##### DATA TO PROCESS #####
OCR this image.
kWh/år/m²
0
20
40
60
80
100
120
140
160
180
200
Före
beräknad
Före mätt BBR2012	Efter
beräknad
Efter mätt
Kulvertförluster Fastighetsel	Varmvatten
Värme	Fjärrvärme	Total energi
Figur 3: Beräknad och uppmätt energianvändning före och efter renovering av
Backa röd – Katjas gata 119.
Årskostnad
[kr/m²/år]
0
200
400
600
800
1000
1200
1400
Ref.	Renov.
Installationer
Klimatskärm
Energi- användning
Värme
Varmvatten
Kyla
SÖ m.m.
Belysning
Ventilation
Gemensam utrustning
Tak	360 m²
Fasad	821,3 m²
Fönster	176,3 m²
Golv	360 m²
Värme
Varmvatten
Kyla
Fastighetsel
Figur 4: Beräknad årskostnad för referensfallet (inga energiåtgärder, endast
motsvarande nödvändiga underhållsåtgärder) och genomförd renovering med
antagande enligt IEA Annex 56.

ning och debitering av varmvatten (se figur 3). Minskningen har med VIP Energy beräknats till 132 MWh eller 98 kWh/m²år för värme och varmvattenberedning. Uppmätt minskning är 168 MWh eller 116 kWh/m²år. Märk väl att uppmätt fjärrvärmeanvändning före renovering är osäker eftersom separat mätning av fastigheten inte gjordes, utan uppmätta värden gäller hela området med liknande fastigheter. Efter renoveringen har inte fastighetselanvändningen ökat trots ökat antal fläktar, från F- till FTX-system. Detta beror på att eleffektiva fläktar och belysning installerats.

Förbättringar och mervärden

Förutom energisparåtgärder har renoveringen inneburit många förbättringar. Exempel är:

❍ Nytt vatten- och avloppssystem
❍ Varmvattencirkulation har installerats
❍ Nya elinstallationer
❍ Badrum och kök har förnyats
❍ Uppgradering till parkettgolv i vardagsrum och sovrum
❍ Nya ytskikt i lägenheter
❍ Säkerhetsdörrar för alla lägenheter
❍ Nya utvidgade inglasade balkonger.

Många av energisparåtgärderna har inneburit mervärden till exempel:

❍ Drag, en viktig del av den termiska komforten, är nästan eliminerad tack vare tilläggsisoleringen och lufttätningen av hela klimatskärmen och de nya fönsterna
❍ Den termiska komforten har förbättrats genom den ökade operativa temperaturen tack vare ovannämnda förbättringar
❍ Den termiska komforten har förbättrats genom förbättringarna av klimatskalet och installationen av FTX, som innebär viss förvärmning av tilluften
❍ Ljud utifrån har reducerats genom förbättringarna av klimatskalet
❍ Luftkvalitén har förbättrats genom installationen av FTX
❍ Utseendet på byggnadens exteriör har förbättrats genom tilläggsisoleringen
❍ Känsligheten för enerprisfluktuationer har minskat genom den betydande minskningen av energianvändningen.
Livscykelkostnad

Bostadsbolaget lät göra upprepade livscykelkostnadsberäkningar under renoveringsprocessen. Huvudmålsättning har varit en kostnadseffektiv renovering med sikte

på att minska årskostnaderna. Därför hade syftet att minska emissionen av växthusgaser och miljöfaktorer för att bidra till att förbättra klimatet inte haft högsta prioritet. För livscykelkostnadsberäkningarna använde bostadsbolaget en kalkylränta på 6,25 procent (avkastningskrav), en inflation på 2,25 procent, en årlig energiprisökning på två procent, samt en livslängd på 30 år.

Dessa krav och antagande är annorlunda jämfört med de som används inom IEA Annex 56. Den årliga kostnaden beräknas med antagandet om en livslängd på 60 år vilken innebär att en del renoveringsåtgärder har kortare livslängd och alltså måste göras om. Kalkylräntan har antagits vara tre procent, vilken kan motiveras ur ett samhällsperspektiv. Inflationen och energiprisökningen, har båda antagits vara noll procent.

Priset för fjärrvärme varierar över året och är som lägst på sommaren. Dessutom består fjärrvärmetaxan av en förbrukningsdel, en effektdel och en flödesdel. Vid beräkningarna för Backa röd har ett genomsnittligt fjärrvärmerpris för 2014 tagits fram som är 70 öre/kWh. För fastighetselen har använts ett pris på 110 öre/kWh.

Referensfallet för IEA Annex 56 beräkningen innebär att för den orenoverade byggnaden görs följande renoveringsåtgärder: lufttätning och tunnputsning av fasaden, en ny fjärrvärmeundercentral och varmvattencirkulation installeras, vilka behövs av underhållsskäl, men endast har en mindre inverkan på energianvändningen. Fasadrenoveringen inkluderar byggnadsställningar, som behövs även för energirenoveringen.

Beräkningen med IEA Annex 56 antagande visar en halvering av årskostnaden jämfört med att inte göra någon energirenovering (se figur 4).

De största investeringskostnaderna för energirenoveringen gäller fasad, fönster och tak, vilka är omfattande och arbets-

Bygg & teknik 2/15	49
#####
* _WHAT TO PRODUCE_
Would you output every entry exactly as it was written?

* _RESPONSE BELOW_
OCR this image.
kWh/år/m²
0
20
40
60
80
100
120
140
160
180
200
Före
beräknad
Före mätt BBR2012	Efter
beräknad
Efter mätt
Kulvertförluster Fastighetsel	Varmvatten
Värme	Fjärrvärme	Total energi
Figur 3: Beräknad och uppmätt energianvändning före och efter renovering av
Backa röd – Katjas gata 119.
Årskostnad
[kr/m²/år]
0
200
400
600
800
1000
1200
1400
Ref.	Renov.
Installationer
Klimatskärm
Energi- användning
Värme
Varmvatten
Kyla
SÖ m.m.
Belysning
Ventilation
Gemensam utrustning
Tak	360 m²
Fasad	821,3 m²
Fönster	176,3 m²
Golv	360 m²
Värme
Varmvatten
Kyla
Fastighetsel
Figur 4: Beräknad årskostnad för referensfallet (inga energiåtgärder, endast
motsvarande nödvändiga underhållsåtgärder) och genomförd renovering med
antagande enligt IEA Annex 56.

ning och debitering av varmvatten (se figur 3). Minskningen har med VIP Energy beräknats till 132 MWh eller 98 kWh/m²år för värme och varmvattenberedning. Uppmätt minskning är 168 MWh eller 116 kWh/m²år. Märk väl att uppmätt fjärrvärmeanvändning före renovering är osäker eftersom separat mätning av fastigheten inte gjordes, utan uppmätta värden gäller hela området med liknande fastigheter. Efter renoveringen har inte fastighetselanvändningen ökat trots ökat antal fläktar, från F- till FTX-system. Detta beror på att eleffektiva fläktar och belysning installerats.

Förbättringar och mervärden

Förutom energisparåtgärder har renoveringen inneburit många förbättringar. Exempel är:

❍ Nytt vatten- och avloppssystem
❍ Varmvattencirkulation har installerats
❍ Nya elinstallationer
❍ Badrum och kök har förnyats
❍ Uppgradering till parkettgolv i vardagsrum och sovrum
❍ Nya ytskikt i lägenheter
❍ Säkerhetsdörrar för alla lägenheter
❍ Nya utvidgade inglasade balkonger.

Många av energisparåtgärderna har inneburit mervärden till exempel:

❍ Drag, en viktig del av den termiska komforten, är nästan eliminerad tack vare tilläggsisoleringen och lufttätningen av hela klimatskärmen och de nya fönsterna
❍ Den termiska komforten har förbättrats genom den ökade operativa temperaturen tack vare ovannämnda förbättringar
❍ Den termiska komforten har förbättrats genom förbättringarna av klimatskalet och installationen av FTX, som innebär viss förvärmning av tilluften
❍ Ljud utifrån har reducerats genom förbättringarna av klimatskalet
❍ Luftkvalitén har förbättrats genom installationen av FTX
❍ Utseendet på byggnadens exteriör har förbättrats genom tilläggsisoleringen
❍ Känsligheten för enerprisfluktuationer har minskat genom den betydande minskningen av energianvändningen.
Livscykelkostnad

Bostadsbolaget lät göra upprepade livscykelkostnadsberäkningar under renoveringsprocessen. Huvudmålsättning har varit en kostnadseffektiv renovering med sikte

på att minska årskostnaderna. Därför hade syftet att minska emissionen av växthusgaser och miljöfaktorer för att bidra till att förbättra klimatet inte haft högsta prioritet. För livscykelkostnadsberäkningarna använde bostadsbolaget en kalkylränta på 6,25 procent (avkastningskrav), en inflation på 2,25 procent, en årlig energiprisökning på två procent, samt en livslängd på 30 år.

Dessa krav och antagande är annorlunda jämfört med de som används inom IEA Annex 56. Den årliga kostnaden beräknas med antagandet om en livslängd på 60 år vilken innebär att en del renoveringsåtgärder har kortare livslängd och alltså måste göras om. Kalkylräntan har antagits vara tre procent, vilken kan motiveras ur ett samhällsperspektiv. Inflationen och energiprisökningen, har båda antagits vara noll procent.

Priset för fjärrvärme varierar över året och är som lägst på sommaren. Dessutom består fjärrvärmetaxan av en förbrukningsdel, en effektdel och en flödesdel. Vid beräkningarna för Backa röd har ett genomsnittligt fjärrvärmerpris för 2014 tagits fram som är 70 öre/kWh. För fastighetselen har använts ett pris på 110 öre/kWh.

Referensfallet för IEA Annex 56 beräkningen innebär att för den orenoverade byggnaden görs följande renoveringsåtgärder: lufttätning och tunnputsning av fasaden, en ny fjärrvärmeundercentral och varmvattencirkulation installeras, vilka behövs av underhållsskäl, men endast har en mindre inverkan på energianvändningen. Fasadrenoveringen inkluderar byggnadsställningar, som behövs även för energirenoveringen.

Beräkningen med IEA Annex 56 antagande visar en halvering av årskostnaden jämfört med att inte göra någon energirenovering (se figur 4).

De största investeringskostnaderna för energirenoveringen gäller fasad, fönster och tak, vilka är omfattande och arbets-

Bygg & teknik 2/15	49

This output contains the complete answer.